### [Stated goal]
Give the data a second time, exactly and in full.

### [Dataset records]
· · ·

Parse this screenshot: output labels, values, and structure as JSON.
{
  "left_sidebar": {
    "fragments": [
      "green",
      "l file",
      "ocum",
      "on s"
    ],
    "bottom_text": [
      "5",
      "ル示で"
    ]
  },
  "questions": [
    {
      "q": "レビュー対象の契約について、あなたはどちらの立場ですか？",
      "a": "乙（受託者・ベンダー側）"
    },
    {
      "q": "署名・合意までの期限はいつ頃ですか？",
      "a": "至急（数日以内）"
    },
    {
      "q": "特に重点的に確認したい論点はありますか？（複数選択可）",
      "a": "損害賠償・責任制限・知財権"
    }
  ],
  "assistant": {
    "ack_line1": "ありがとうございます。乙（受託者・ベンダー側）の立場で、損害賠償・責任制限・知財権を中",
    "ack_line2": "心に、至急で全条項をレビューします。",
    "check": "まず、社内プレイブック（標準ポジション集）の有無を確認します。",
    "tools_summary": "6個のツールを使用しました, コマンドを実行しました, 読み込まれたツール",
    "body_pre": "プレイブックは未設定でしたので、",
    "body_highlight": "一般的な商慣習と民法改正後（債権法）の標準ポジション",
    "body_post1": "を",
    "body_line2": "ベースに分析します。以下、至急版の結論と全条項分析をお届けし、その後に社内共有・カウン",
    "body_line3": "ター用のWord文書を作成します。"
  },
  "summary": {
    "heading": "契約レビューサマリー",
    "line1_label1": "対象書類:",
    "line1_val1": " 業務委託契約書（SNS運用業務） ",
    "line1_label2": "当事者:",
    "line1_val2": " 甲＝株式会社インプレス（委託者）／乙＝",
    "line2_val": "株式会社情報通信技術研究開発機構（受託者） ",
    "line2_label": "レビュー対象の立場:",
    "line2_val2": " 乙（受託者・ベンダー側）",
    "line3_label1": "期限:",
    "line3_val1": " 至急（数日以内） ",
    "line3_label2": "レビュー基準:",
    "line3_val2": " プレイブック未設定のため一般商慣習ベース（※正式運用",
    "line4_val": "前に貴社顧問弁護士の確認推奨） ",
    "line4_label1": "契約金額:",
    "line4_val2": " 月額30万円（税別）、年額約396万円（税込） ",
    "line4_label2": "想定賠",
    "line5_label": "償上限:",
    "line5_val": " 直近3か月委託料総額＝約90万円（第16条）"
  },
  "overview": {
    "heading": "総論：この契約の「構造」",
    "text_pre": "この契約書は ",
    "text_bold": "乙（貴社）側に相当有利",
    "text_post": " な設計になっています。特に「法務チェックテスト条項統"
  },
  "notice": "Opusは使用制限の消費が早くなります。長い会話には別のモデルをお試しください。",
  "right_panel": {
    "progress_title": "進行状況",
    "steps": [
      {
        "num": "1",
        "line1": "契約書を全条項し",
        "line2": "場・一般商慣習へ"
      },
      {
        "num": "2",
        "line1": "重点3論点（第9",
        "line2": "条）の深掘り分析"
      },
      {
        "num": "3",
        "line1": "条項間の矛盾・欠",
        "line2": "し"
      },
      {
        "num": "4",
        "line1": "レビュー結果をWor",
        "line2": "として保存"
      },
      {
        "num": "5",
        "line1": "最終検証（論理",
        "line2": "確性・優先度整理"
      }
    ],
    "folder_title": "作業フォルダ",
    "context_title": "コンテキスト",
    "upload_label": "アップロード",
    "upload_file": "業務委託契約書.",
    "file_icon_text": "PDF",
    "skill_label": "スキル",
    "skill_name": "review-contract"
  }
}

· · ·

### [Exercise output]
Parse this screenshot: output labels, values, and structure as JSON.
{
  "left_sidebar": {
    "fragments": [
      "green",
      "l file",
      "ocum",
      "on s"
    ],
    "bottom_text": [
      "5",
      "ル示で"
    ]
  },
  "questions": [
    {
      "q": "レビュー対象の契約について、あなたはどちらの立場ですか？",
      "a": "乙（受託者・ベンダー側）"
    },
    {
      "q": "署名・合意までの期限はいつ頃ですか？",
      "a": "至急（数日以内）"
    },
    {
      "q": "特に重点的に確認したい論点はありますか？（複数選択可）",
      "a": "損害賠償・責任制限・知財権"
    }
  ],
  "assistant": {
    "ack_line1": "ありがとうございます。乙（受託者・ベンダー側）の立場で、損害賠償・責任制限・知財権を中",
    "ack_line2": "心に、至急で全条項をレビューします。",
    "check": "まず、社内プレイブック（標準ポジション集）の有無を確認します。",
    "tools_summary": "6個のツールを使用しました, コマンドを実行しました, 読み込まれたツール",
    "body_pre": "プレイブックは未設定でしたので、",
    "body_highlight": "一般的な商慣習と民法改正後（債権法）の標準ポジション",
    "body_post1": "を",
    "body_line2": "ベースに分析します。以下、至急版の結論と全条項分析をお届けし、その後に社内共有・カウン",
    "body_line3": "ター用のWord文書を作成します。"
  },
  "summary": {
    "heading": "契約レビューサマリー",
    "line1_label1": "対象書類:",
    "line1_val1": " 業務委託契約書（SNS運用業務） ",
    "line1_label2": "当事者:",
    "line1_val2": " 甲＝株式会社インプレス（委託者）／乙＝",
    "line2_val": "株式会社情報通信技術研究開発機構（受託者） ",
    "line2_label": "レビュー対象の立場:",
    "line2_val2": " 乙（受託者・ベンダー側）",
    "line3_label1": "期限:",
    "line3_val1": " 至急（数日以内） ",
    "line3_label2": "レビュー基準:",
    "line3_val2": " プレイブック未設定のため一般商慣習ベース（※正式運用",
    "line4_val": "前に貴社顧問弁護士の確認推奨） ",
    "line4_label1": "契約金額:",
    "line4_val2": " 月額30万円（税別）、年額約396万円（税込） ",
    "line4_label2": "想定賠",
    "line5_label": "償上限:",
    "line5_val": " 直近3か月委託料総額＝約90万円（第16条）"
  },
  "overview": {
    "heading": "総論：この契約の「構造」",
    "text_pre": "この契約書は ",
    "text_bold": "乙（貴社）側に相当有利",
    "text_post": " な設計になっています。特に「法務チェックテスト条項統"
  },
  "notice": "Opusは使用制限の消費が早くなります。長い会話には別のモデルをお試しください。",
  "right_panel": {
    "progress_title": "進行状況",
    "steps": [
      {
        "num": "1",
        "line1": "契約書を全条項し",
        "line2": "場・一般商慣習へ"
      },
      {
        "num": "2",
        "line1": "重点3論点（第9",
        "line2": "条）の深掘り分析"
      },
      {
        "num": "3",
        "line1": "条項間の矛盾・欠",
        "line2": "し"
      },
      {
        "num": "4",
        "line1": "レビュー結果をWor",
        "line2": "として保存"
      },
      {
        "num": "5",
        "line1": "最終検証（論理",
        "line2": "確性・優先度整理"
      }
    ],
    "folder_title": "作業フォルダ",
    "context_title": "コンテキスト",
    "upload_label": "アップロード",
    "upload_file": "業務委託契約書.",
    "file_icon_text": "PDF",
    "skill_label": "スキル",
    "skill_name": "review-contract"
  }
}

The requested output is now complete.